WHAT THIS TASK INVOLVES
Reproduce the listing that follows with no differences at all.

(Collection entries)
%%
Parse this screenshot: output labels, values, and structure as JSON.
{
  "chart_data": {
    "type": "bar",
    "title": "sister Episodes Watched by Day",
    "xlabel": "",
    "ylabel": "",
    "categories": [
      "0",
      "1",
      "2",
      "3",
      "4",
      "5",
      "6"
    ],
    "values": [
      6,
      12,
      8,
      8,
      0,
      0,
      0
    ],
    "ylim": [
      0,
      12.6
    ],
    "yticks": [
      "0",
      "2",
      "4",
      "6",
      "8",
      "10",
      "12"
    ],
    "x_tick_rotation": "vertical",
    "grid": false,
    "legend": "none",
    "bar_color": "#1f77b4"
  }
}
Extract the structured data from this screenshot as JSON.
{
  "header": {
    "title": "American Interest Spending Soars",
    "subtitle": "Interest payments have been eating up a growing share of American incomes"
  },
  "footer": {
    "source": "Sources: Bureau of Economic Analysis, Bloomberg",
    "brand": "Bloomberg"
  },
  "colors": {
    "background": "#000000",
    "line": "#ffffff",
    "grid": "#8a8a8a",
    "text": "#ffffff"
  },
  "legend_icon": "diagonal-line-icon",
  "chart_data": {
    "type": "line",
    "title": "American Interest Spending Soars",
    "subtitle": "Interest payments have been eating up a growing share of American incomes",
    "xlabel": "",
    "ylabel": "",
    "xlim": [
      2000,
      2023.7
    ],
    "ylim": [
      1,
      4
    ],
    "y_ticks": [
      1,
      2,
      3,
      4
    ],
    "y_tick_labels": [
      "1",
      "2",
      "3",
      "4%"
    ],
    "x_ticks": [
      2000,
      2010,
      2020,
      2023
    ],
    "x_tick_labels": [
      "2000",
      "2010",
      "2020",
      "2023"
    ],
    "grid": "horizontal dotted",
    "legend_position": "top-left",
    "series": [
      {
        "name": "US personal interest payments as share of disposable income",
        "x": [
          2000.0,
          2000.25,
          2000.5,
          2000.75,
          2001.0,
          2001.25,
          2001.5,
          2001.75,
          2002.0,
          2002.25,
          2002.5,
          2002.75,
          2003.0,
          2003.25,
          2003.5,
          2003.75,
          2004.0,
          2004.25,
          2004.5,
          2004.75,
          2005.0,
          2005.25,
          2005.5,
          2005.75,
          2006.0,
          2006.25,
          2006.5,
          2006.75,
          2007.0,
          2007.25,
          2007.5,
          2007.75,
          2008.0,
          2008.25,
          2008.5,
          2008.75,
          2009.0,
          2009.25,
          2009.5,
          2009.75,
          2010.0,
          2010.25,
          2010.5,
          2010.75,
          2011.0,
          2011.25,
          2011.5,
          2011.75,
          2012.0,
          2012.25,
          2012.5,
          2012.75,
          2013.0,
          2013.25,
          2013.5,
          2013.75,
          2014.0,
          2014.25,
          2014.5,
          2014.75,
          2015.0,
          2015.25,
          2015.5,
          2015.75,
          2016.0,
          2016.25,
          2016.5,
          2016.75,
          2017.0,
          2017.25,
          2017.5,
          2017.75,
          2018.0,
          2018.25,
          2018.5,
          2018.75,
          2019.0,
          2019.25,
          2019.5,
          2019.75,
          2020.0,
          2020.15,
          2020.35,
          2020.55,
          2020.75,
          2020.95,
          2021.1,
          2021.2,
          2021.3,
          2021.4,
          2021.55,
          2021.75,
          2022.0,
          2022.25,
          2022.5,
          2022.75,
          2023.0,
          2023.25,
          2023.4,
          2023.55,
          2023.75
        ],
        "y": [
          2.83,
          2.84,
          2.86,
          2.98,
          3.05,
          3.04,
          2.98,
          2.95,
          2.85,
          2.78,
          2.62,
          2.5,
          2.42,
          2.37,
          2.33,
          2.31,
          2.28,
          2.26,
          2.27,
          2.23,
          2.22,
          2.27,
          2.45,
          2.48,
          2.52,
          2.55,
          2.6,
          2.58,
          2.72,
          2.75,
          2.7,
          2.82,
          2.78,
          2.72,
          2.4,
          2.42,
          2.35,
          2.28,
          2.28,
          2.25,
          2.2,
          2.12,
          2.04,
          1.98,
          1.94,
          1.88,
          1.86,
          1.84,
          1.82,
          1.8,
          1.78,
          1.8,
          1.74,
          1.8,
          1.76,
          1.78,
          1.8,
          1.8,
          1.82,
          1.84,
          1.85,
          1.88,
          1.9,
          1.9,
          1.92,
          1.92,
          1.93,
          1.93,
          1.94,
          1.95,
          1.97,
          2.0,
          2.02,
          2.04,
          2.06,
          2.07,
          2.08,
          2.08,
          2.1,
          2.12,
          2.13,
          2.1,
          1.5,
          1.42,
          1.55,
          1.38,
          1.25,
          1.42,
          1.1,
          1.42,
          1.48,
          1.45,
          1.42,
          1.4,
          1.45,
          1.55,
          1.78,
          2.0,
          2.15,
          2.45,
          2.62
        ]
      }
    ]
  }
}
%%
RESULT FOR THIS EXERCISE
Parse this screenshot: output labels, values, and structure as JSON.
{
  "chart_data": {
    "type": "bar",
    "title": "sister Episodes Watched by Day",
    "xlabel": "",
    "ylabel": "",
    "categories": [
      "0",
      "1",
      "2",
      "3",
      "4",
      "5",
      "6"
    ],
    "values": [
      6,
      12,
      8,
      8,
      0,
      0,
      0
    ],
    "ylim": [
      0,
      12.6
    ],
    "yticks": [
      "0",
      "2",
      "4",
      "6",
      "8",
      "10",
      "12"
    ],
    "x_tick_rotation": "vertical",
    "grid": false,
    "legend": "none",
    "bar_color": "#1f77b4"
  }
}
Extract the structured data from this screenshot as JSON.
{
  "header": {
    "title": "American Interest Spending Soars",
    "subtitle": "Interest payments have been eating up a growing share of American incomes"
  },
  "footer": {
    "source": "Sources: Bureau of Economic Analysis, Bloomberg",
    "brand": "Bloomberg"
  },
  "colors": {
    "background": "#000000",
    "line": "#ffffff",
    "grid": "#8a8a8a",
    "text": "#ffffff"
  },
  "legend_icon": "diagonal-line-icon",
  "chart_data": {
    "type": "line",
    "title": "American Interest Spending Soars",
    "subtitle": "Interest payments have been eating up a growing share of American incomes",
    "xlabel": "",
    "ylabel": "",
    "xlim": [
      2000,
      2023.7
    ],
    "ylim": [
      1,
      4
    ],
    "y_ticks": [
      1,
      2,
      3,
      4
    ],
    "y_tick_labels": [
      "1",
      "2",
      "3",
      "4%"
    ],
    "x_ticks": [
      2000,
      2010,
      2020,
      2023
    ],
    "x_tick_labels": [
      "2000",
      "2010",
      "2020",
      "2023"
    ],
    "grid": "horizontal dotted",
    "legend_position": "top-left",
    "series": [
      {
        "name": "US personal interest payments as share of disposable income",
        "x": [
          2000.0,
          2000.25,
          2000.5,
          2000.75,
          2001.0,
          2001.25,
          2001.5,
          2001.75,
          2002.0,
          2002.25,
          2002.5,
          2002.75,
          2003.0,
          2003.25,
          2003.5,
          2003.75,
          2004.0,
          2004.25,
          2004.5,
          2004.75,
          2005.0,
          2005.25,
          2005.5,
          2005.75,
          2006.0,
          2006.25,
          2006.5,
          2006.75,
          2007.0,
          2007.25,
          2007.5,
          2007.75,
          2008.0,
          2008.25,
          2008.5,
          2008.75,
          2009.0,
          2009.25,
          2009.5,
          2009.75,
          2010.0,
          2010.25,
          2010.5,
          2010.75,
          2011.0,
          2011.25,
          2011.5,
          2011.75,
          2012.0,
          2012.25,
          2012.5,
          2012.75,
          2013.0,
          2013.25,
          2013.5,
          2013.75,
          2014.0,
          2014.25,
          2014.5,
          2014.75,
          2015.0,
          2015.25,
          2015.5,
          2015.75,
          2016.0,
          2016.25,
          2016.5,
          2016.75,
          2017.0,
          2017.25,
          2017.5,
          2017.75,
          2018.0,
          2018.25,
          2018.5,
          2018.75,
          2019.0,
          2019.25,
          2019.5,
          2019.75,
          2020.0,
          2020.15,
          2020.35,
          2020.55,
          2020.75,
          2020.95,
          2021.1,
          2021.2,
          2021.3,
          2021.4,
          2021.55,
          2021.75,
          2022.0,
          2022.25,
          2022.5,
          2022.75,
          2023.0,
          2023.25,
          2023.4,
          2023.55,
          2023.75
        ],
        "y": [
          2.83,
          2.84,
          2.86,
          2.98,
          3.05,
          3.04,
          2.98,
          2.95,
          2.85,
          2.78,
          2.62,
          2.5,
          2.42,
          2.37,
          2.33,
          2.31,
          2.28,
          2.26,
          2.27,
          2.23,
          2.22,
          2.27,
          2.45,
          2.48,
          2.52,
          2.55,
          2.6,
          2.58,
          2.72,
          2.75,
          2.7,
          2.82,
          2.78,
          2.72,
          2.4,
          2.42,
          2.35,
          2.28,
          2.28,
          2.25,
          2.2,
          2.12,
          2.04,
          1.98,
          1.94,
          1.88,
          1.86,
          1.84,
          1.82,
          1.8,
          1.78,
          1.8,
          1.74,
          1.8,
          1.76,
          1.78,
          1.8,
          1.8,
          1.82,
          1.84,
          1.85,
          1.88,
          1.9,
          1.9,
          1.92,
          1.92,
          1.93,
          1.93,
          1.94,
          1.95,
          1.97,
          2.0,
          2.02,
          2.04,
          2.06,
          2.07,
          2.08,
          2.08,
          2.1,
          2.12,
          2.13,
          2.1,
          1.5,
          1.42,
          1.55,
          1.38,
          1.25,
          1.42,
          1.1,
          1.42,
          1.48,
          1.45,
          1.42,
          1.4,
          1.45,
          1.55,
          1.78,
          2.0,
          2.15,
          2.45,
          2.62
        ]
      }
    ]
  }
}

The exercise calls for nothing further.